**Instruction:** From the entries below, gather each line containing the word "document".

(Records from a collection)
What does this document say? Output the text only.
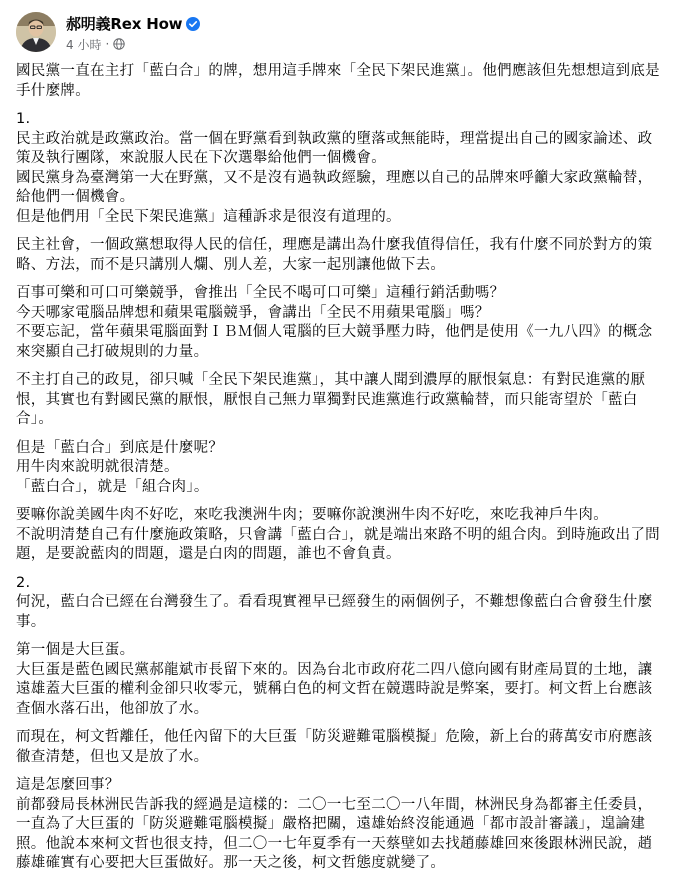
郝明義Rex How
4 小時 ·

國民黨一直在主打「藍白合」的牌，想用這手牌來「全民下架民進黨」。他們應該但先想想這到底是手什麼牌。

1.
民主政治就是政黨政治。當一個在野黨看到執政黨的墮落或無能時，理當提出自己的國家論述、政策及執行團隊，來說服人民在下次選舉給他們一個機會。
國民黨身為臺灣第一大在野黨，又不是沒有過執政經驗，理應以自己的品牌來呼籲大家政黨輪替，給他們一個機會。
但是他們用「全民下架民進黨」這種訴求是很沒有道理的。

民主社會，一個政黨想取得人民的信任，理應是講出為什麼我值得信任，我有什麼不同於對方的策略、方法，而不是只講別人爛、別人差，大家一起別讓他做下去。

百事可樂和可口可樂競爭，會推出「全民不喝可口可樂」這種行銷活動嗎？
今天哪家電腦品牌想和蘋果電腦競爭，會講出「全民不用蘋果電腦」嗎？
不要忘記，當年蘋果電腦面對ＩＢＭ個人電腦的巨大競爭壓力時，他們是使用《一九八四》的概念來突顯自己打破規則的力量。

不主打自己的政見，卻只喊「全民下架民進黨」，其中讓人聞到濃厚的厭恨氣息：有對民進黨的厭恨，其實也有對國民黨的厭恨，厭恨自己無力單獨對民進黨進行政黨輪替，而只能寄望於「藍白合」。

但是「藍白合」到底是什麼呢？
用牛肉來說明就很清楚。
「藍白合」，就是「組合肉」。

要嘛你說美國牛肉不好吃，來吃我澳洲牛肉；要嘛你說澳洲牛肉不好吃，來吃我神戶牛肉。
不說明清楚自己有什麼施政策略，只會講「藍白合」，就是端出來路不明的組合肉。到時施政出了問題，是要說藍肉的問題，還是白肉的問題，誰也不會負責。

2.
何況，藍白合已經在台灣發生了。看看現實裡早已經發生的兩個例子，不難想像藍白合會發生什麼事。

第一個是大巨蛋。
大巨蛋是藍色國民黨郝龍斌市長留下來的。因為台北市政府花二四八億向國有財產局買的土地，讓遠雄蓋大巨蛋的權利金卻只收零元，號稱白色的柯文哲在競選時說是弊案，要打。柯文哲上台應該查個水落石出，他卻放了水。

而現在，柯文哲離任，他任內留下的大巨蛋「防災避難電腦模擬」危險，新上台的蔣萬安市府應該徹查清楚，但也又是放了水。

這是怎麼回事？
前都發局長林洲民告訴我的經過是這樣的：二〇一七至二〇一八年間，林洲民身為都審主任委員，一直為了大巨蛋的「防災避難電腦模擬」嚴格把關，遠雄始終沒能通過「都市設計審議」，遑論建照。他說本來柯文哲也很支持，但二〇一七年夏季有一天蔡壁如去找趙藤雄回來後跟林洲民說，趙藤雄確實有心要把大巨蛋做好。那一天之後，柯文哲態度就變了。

...

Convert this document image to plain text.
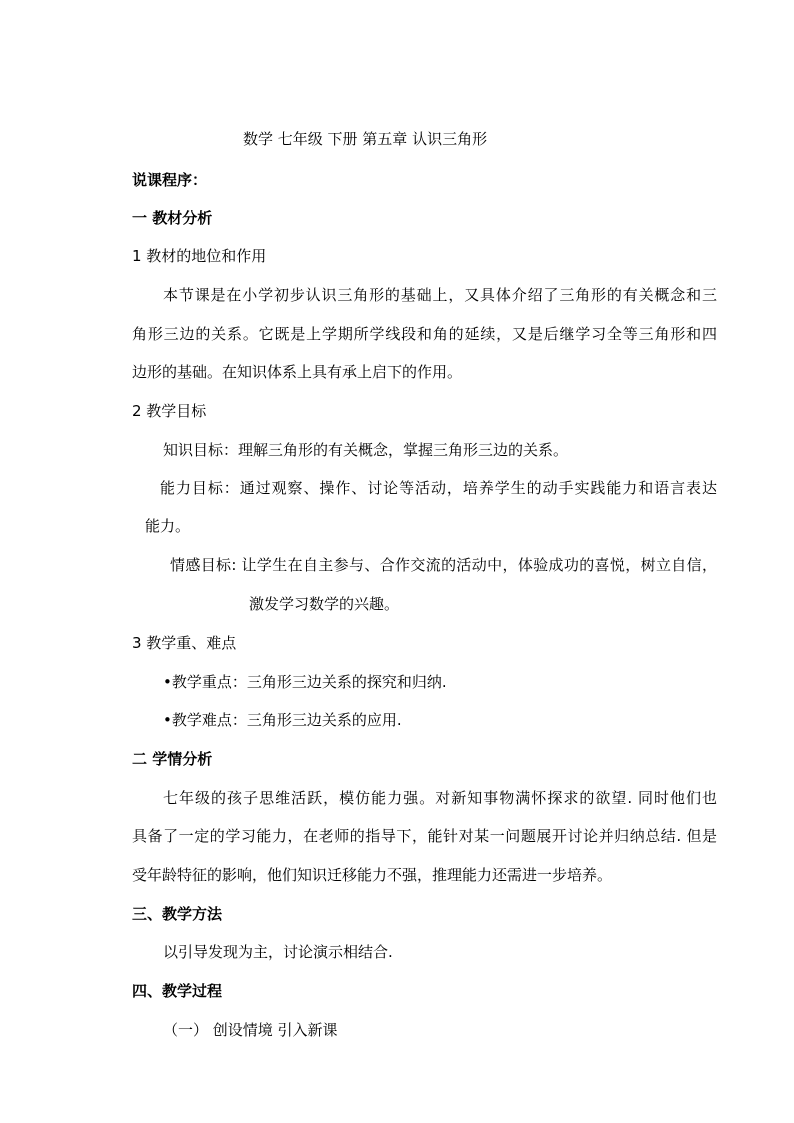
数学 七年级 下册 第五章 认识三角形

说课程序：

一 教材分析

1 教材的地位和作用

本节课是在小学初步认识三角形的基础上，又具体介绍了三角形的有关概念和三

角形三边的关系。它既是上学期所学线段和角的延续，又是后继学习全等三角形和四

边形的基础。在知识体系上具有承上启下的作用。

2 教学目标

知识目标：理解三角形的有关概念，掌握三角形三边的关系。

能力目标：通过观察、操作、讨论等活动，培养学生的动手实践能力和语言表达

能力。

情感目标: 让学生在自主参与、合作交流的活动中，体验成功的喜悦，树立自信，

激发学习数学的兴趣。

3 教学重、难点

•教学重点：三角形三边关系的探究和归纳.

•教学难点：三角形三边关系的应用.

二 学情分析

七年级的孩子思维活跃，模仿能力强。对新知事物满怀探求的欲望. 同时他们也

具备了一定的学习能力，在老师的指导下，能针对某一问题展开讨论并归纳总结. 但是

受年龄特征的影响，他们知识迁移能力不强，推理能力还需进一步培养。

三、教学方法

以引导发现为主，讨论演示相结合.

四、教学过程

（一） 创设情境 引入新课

**Answer to the task:**
What does this document say? Output the text only.
Convert this document image to plain text.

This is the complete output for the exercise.